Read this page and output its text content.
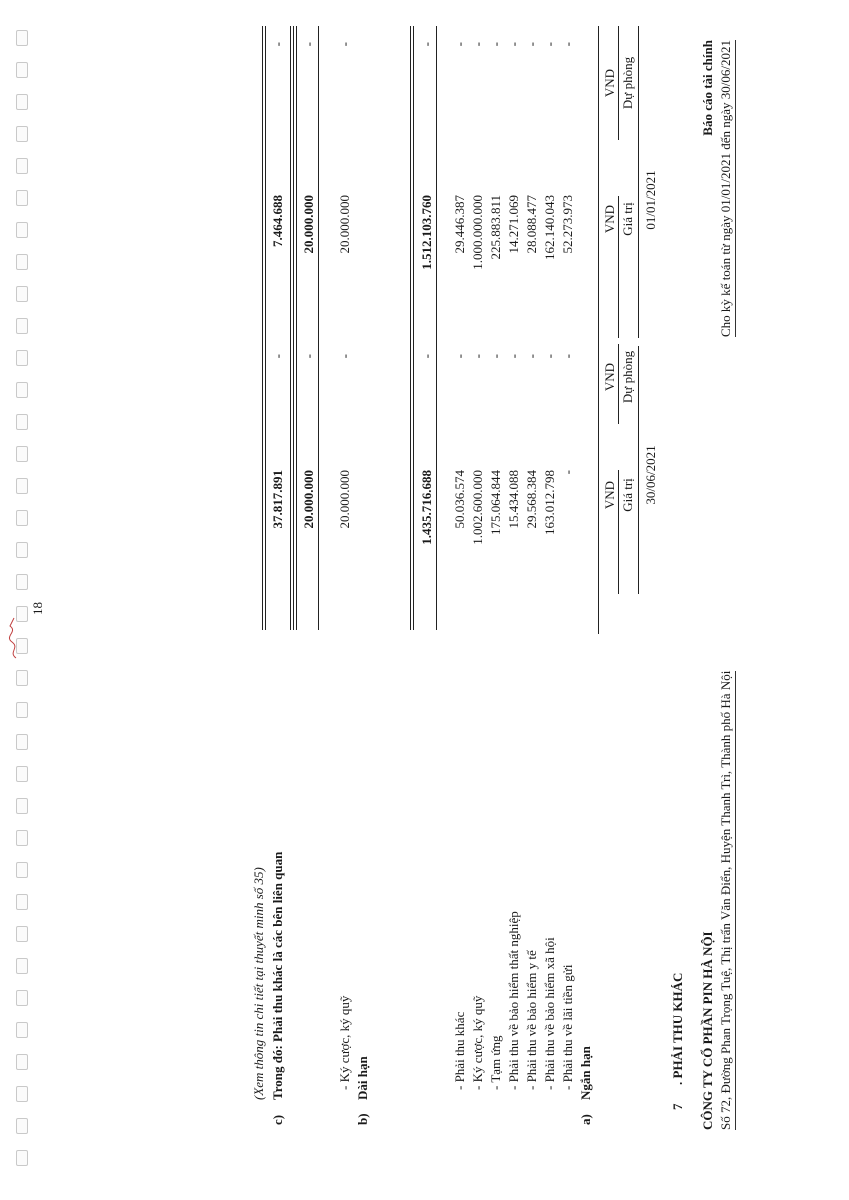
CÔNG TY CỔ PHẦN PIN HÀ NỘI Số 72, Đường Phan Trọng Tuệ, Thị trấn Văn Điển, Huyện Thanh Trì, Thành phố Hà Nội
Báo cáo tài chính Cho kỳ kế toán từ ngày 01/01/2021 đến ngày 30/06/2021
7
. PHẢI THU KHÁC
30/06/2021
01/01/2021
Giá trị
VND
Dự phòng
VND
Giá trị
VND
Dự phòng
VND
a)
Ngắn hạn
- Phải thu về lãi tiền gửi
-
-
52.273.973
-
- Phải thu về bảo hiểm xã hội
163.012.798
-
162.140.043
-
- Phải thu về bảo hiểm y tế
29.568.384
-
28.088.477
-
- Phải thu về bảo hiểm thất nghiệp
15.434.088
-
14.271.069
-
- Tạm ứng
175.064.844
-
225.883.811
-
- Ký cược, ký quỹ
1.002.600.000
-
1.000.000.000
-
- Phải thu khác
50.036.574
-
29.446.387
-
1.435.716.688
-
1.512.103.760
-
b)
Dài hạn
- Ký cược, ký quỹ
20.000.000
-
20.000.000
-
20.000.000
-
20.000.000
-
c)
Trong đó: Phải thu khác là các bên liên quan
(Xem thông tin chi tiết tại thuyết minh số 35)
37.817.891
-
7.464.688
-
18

──────────

Problem description:
Lines that hold the word "hiểm" are the ones to return, every one of them.

Correct response:
- Phải thu về bảo hiểm xã hội
- Phải thu về bảo hiểm y tế
- Phải thu về bảo hiểm thất nghiệp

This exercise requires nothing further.